_Stated goal_
Return the material word for word. Do not include pictures.

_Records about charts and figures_
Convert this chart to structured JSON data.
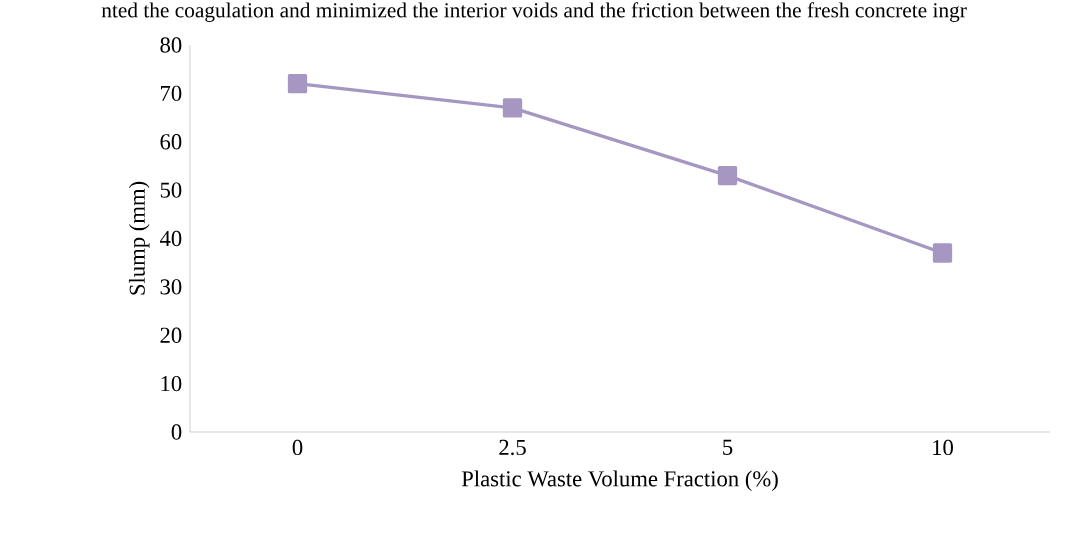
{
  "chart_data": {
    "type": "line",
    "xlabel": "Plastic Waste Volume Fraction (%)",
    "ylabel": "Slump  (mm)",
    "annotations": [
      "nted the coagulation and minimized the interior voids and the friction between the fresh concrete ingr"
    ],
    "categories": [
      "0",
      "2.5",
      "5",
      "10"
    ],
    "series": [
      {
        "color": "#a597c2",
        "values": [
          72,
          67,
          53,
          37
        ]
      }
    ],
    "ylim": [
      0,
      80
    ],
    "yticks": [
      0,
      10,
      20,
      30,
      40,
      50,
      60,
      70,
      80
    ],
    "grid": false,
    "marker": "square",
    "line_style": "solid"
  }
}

_Task answer_
Convert this chart to structured JSON data.
{
  "chart_data": {
    "type": "line",
    "xlabel": "Plastic Waste Volume Fraction (%)",
    "ylabel": "Slump  (mm)",
    "annotations": [
      "nted the coagulation and minimized the interior voids and the friction between the fresh concrete ingr"
    ],
    "categories": [
      "0",
      "2.5",
      "5",
      "10"
    ],
    "series": [
      {
        "color": "#a597c2",
        "values": [
          72,
          67,
          53,
          37
        ]
      }
    ],
    "ylim": [
      0,
      80
    ],
    "yticks": [
      0,
      10,
      20,
      30,
      40,
      50,
      60,
      70,
      80
    ],
    "grid": false,
    "marker": "square",
    "line_style": "solid"
  }
}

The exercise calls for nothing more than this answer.